[Saved entries]
________
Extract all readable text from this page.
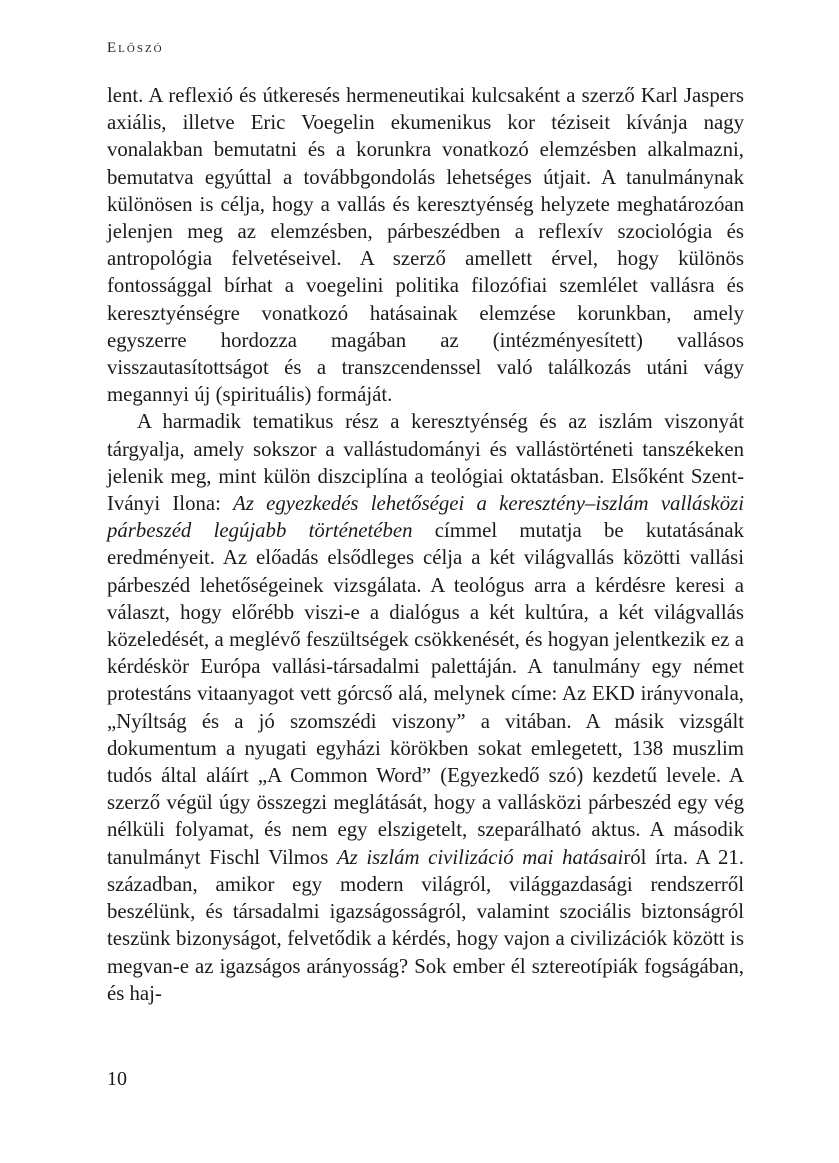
Előszó

lent. A reflexió és útkeresés hermeneutikai kulcsaként a szerző Karl Jaspers axiális, illetve Eric Voegelin ekumenikus kor téziseit kívánja nagy vonalakban bemutatni és a korunkra vonatkozó elemzésben alkalmazni, bemutatva egyúttal a továbbgondolás lehetséges útjait. A tanulmánynak különösen is célja, hogy a vallás és keresztyénség helyzete meghatározóan jelenjen meg az elemzésben, párbeszédben a reflexív szociológia és antropológia felvetéseivel. A szerző amellett érvel, hogy különös fontossággal bírhat a voegelini politika filozófiai szemlélet vallásra és keresztyénségre vonatkozó hatásainak elemzése korunkban, amely egyszerre hordozza magában az (intézményesített) vallásos visszautasítottságot és a transzcendenssel való találkozás utáni vágy megannyi új (spirituális) formáját.

A harmadik tematikus rész a keresztyénség és az iszlám viszonyát tárgyalja, amely sokszor a vallástudományi és vallástörténeti tanszékeken jelenik meg, mint külön diszciplína a teológiai oktatásban. Elsőként Szent-Iványi Ilona: Az egyezkedés lehetőségei a keresztény–iszlám vallásközi párbeszéd legújabb történetében címmel mutatja be kutatásának eredményeit. Az előadás elsődleges célja a két világvallás közötti vallási párbeszéd lehetőségeinek vizsgálata. A teológus arra a kérdésre keresi a választ, hogy előrébb viszi-e a dialógus a két kultúra, a két világvallás közeledését, a meglévő feszültségek csökkenését, és hogyan jelentkezik ez a kérdéskör Európa vallási-társadalmi palettáján. A tanulmány egy német protestáns vitaanyagot vett górcső alá, melynek címe: Az EKD irányvonala, „Nyíltság és a jó szomszédi viszony” a vitában. A másik vizsgált dokumentum a nyugati egyházi körökben sokat emlegetett, 138 muszlim tudós által aláírt „A Common Word” (Egyezkedő szó) kezdetű levele. A szerző végül úgy összegzi meglátását, hogy a vallásközi párbeszéd egy vég nélküli folyamat, és nem egy elszigetelt, szeparálható aktus. A második tanulmányt Fischl Vilmos Az iszlám civilizáció mai hatásairól írta. A 21. században, amikor egy modern világról, világgazdasági rendszerről beszélünk, és társadalmi igazságosságról, valamint szociális biztonságról teszünk bizonyságot, felvetődik a kérdés, hogy vajon a civilizációk között is megvan-e az igazságos arányosság? Sok ember él sztereotípiák fogságában, és haj-

10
________
* _Work to be completed_
Write out the whole listing exactly, and drop the pictures.

* _Answer to the problem_
Extract all readable text from this page.
Előszó

lent. A reflexió és útkeresés hermeneutikai kulcsaként a szerző Karl Jaspers axiális, illetve Eric Voegelin ekumenikus kor téziseit kívánja nagy vonalakban bemutatni és a korunkra vonatkozó elemzésben alkalmazni, bemutatva egyúttal a továbbgondolás lehetséges útjait. A tanulmánynak különösen is célja, hogy a vallás és keresztyénség helyzete meghatározóan jelenjen meg az elemzésben, párbeszédben a reflexív szociológia és antropológia felvetéseivel. A szerző amellett érvel, hogy különös fontossággal bírhat a voegelini politika filozófiai szemlélet vallásra és keresztyénségre vonatkozó hatásainak elemzése korunkban, amely egyszerre hordozza magában az (intézményesített) vallásos visszautasítottságot és a transzcendenssel való találkozás utáni vágy megannyi új (spirituális) formáját.

A harmadik tematikus rész a keresztyénség és az iszlám viszonyát tárgyalja, amely sokszor a vallástudományi és vallástörténeti tanszékeken jelenik meg, mint külön diszciplína a teológiai oktatásban. Elsőként Szent-Iványi Ilona: Az egyezkedés lehetőségei a keresztény–iszlám vallásközi párbeszéd legújabb történetében címmel mutatja be kutatásának eredményeit. Az előadás elsődleges célja a két világvallás közötti vallási párbeszéd lehetőségeinek vizsgálata. A teológus arra a kérdésre keresi a választ, hogy előrébb viszi-e a dialógus a két kultúra, a két világvallás közeledését, a meglévő feszültségek csökkenését, és hogyan jelentkezik ez a kérdéskör Európa vallási-társadalmi palettáján. A tanulmány egy német protestáns vitaanyagot vett górcső alá, melynek címe: Az EKD irányvonala, „Nyíltság és a jó szomszédi viszony” a vitában. A másik vizsgált dokumentum a nyugati egyházi körökben sokat emlegetett, 138 muszlim tudós által aláírt „A Common Word” (Egyezkedő szó) kezdetű levele. A szerző végül úgy összegzi meglátását, hogy a vallásközi párbeszéd egy vég nélküli folyamat, és nem egy elszigetelt, szeparálható aktus. A második tanulmányt Fischl Vilmos Az iszlám civilizáció mai hatásairól írta. A 21. században, amikor egy modern világról, világgazdasági rendszerről beszélünk, és társadalmi igazságosságról, valamint szociális biztonságról teszünk bizonyságot, felvetődik a kérdés, hogy vajon a civilizációk között is megvan-e az igazságos arányosság? Sok ember él sztereotípiák fogságában, és haj-

10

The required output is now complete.